**DIRECTION**
Output the material beneath exactly, leaving nothing out.

PROVIDED RECORDS start

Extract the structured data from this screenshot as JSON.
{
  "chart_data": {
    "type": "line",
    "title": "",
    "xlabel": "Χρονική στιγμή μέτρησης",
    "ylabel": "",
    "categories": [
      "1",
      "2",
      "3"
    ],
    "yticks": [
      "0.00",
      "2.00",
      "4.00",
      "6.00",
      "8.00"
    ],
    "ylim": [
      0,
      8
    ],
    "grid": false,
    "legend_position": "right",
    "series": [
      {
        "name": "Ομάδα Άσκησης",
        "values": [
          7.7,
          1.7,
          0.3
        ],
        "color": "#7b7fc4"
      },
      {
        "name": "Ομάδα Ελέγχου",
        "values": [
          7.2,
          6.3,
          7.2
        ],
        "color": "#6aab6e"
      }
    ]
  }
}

PROVIDED RECORDS end

**RESULT**
Extract the structured data from this screenshot as JSON.
{
  "chart_data": {
    "type": "line",
    "title": "",
    "xlabel": "Χρονική στιγμή μέτρησης",
    "ylabel": "",
    "categories": [
      "1",
      "2",
      "3"
    ],
    "yticks": [
      "0.00",
      "2.00",
      "4.00",
      "6.00",
      "8.00"
    ],
    "ylim": [
      0,
      8
    ],
    "grid": false,
    "legend_position": "right",
    "series": [
      {
        "name": "Ομάδα Άσκησης",
        "values": [
          7.7,
          1.7,
          0.3
        ],
        "color": "#7b7fc4"
      },
      {
        "name": "Ομάδα Ελέγχου",
        "values": [
          7.2,
          6.3,
          7.2
        ],
        "color": "#6aab6e"
      }
    ]
  }
}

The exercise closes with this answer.